-- Start Provided material --
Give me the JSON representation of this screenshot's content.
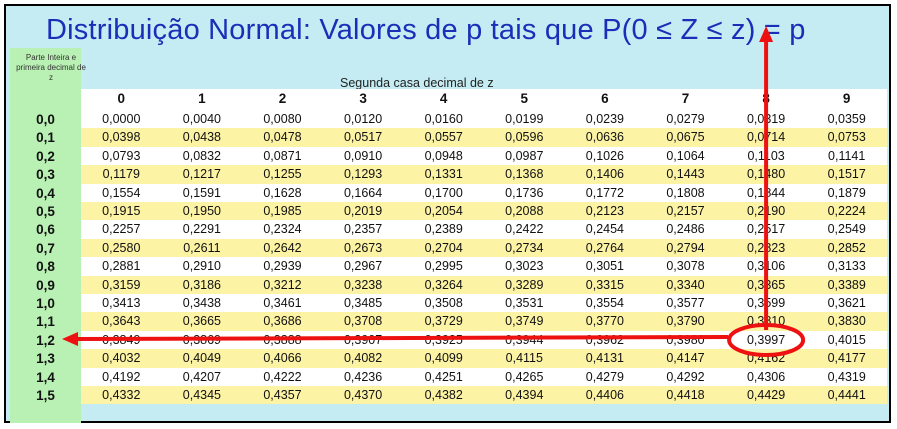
{
  "title": "Distribuição Normal: Valores de p tais que P(0 ≤ Z ≤ z) = p",
  "row_header_label": "Parte Inteira e primeira decimal de z",
  "col_group_label": "Segunda casa decimal de z",
  "columns": [
    "0",
    "1",
    "2",
    "3",
    "4",
    "5",
    "6",
    "7",
    "8",
    "9"
  ],
  "rows": [
    {
      "z": "0,0",
      "values": [
        "0,0000",
        "0,0040",
        "0,0080",
        "0,0120",
        "0,0160",
        "0,0199",
        "0,0239",
        "0,0279",
        "0,0319",
        "0,0359"
      ]
    },
    {
      "z": "0,1",
      "values": [
        "0,0398",
        "0,0438",
        "0,0478",
        "0,0517",
        "0,0557",
        "0,0596",
        "0,0636",
        "0,0675",
        "0,0714",
        "0,0753"
      ]
    },
    {
      "z": "0,2",
      "values": [
        "0,0793",
        "0,0832",
        "0,0871",
        "0,0910",
        "0,0948",
        "0,0987",
        "0,1026",
        "0,1064",
        "0,1103",
        "0,1141"
      ]
    },
    {
      "z": "0,3",
      "values": [
        "0,1179",
        "0,1217",
        "0,1255",
        "0,1293",
        "0,1331",
        "0,1368",
        "0,1406",
        "0,1443",
        "0,1480",
        "0,1517"
      ]
    },
    {
      "z": "0,4",
      "values": [
        "0,1554",
        "0,1591",
        "0,1628",
        "0,1664",
        "0,1700",
        "0,1736",
        "0,1772",
        "0,1808",
        "0,1844",
        "0,1879"
      ]
    },
    {
      "z": "0,5",
      "values": [
        "0,1915",
        "0,1950",
        "0,1985",
        "0,2019",
        "0,2054",
        "0,2088",
        "0,2123",
        "0,2157",
        "0,2190",
        "0,2224"
      ]
    },
    {
      "z": "0,6",
      "values": [
        "0,2257",
        "0,2291",
        "0,2324",
        "0,2357",
        "0,2389",
        "0,2422",
        "0,2454",
        "0,2486",
        "0,2517",
        "0,2549"
      ]
    },
    {
      "z": "0,7",
      "values": [
        "0,2580",
        "0,2611",
        "0,2642",
        "0,2673",
        "0,2704",
        "0,2734",
        "0,2764",
        "0,2794",
        "0,2823",
        "0,2852"
      ]
    },
    {
      "z": "0,8",
      "values": [
        "0,2881",
        "0,2910",
        "0,2939",
        "0,2967",
        "0,2995",
        "0,3023",
        "0,3051",
        "0,3078",
        "0,3106",
        "0,3133"
      ]
    },
    {
      "z": "0,9",
      "values": [
        "0,3159",
        "0,3186",
        "0,3212",
        "0,3238",
        "0,3264",
        "0,3289",
        "0,3315",
        "0,3340",
        "0,3365",
        "0,3389"
      ]
    },
    {
      "z": "1,0",
      "values": [
        "0,3413",
        "0,3438",
        "0,3461",
        "0,3485",
        "0,3508",
        "0,3531",
        "0,3554",
        "0,3577",
        "0,3599",
        "0,3621"
      ]
    },
    {
      "z": "1,1",
      "values": [
        "0,3643",
        "0,3665",
        "0,3686",
        "0,3708",
        "0,3729",
        "0,3749",
        "0,3770",
        "0,3790",
        "0,3810",
        "0,3830"
      ]
    },
    {
      "z": "1,2",
      "values": [
        "0,3849",
        "0,3869",
        "0,3888",
        "0,3907",
        "0,3925",
        "0,3944",
        "0,3962",
        "0,3980",
        "0,3997",
        "0,4015"
      ]
    },
    {
      "z": "1,3",
      "values": [
        "0,4032",
        "0,4049",
        "0,4066",
        "0,4082",
        "0,4099",
        "0,4115",
        "0,4131",
        "0,4147",
        "0,4162",
        "0,4177"
      ]
    },
    {
      "z": "1,4",
      "values": [
        "0,4192",
        "0,4207",
        "0,4222",
        "0,4236",
        "0,4251",
        "0,4265",
        "0,4279",
        "0,4292",
        "0,4306",
        "0,4319"
      ]
    },
    {
      "z": "1,5",
      "values": [
        "0,4332",
        "0,4345",
        "0,4357",
        "0,4370",
        "0,4382",
        "0,4394",
        "0,4406",
        "0,4418",
        "0,4429",
        "0,4441"
      ]
    }
  ],
  "highlight": {
    "row_index": 12,
    "col_index": 8,
    "color": "#ee1111"
  },
  "colors": {
    "title": "#1a2fb8",
    "header_bg": "#c5ecf3",
    "row_label_bg": "#b9f0b3",
    "stripe_yellow": "#fcf3a5",
    "arrow_red": "#ee1111"
  }
}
-- End Provided material --
:: Problem statement ::
Only lines that contain the word "decimal" are wanted; copy each of them.

:: Solution ::
  "row_header_label": "Parte Inteira e primeira decimal de z",
  "col_group_label": "Segunda casa decimal de z",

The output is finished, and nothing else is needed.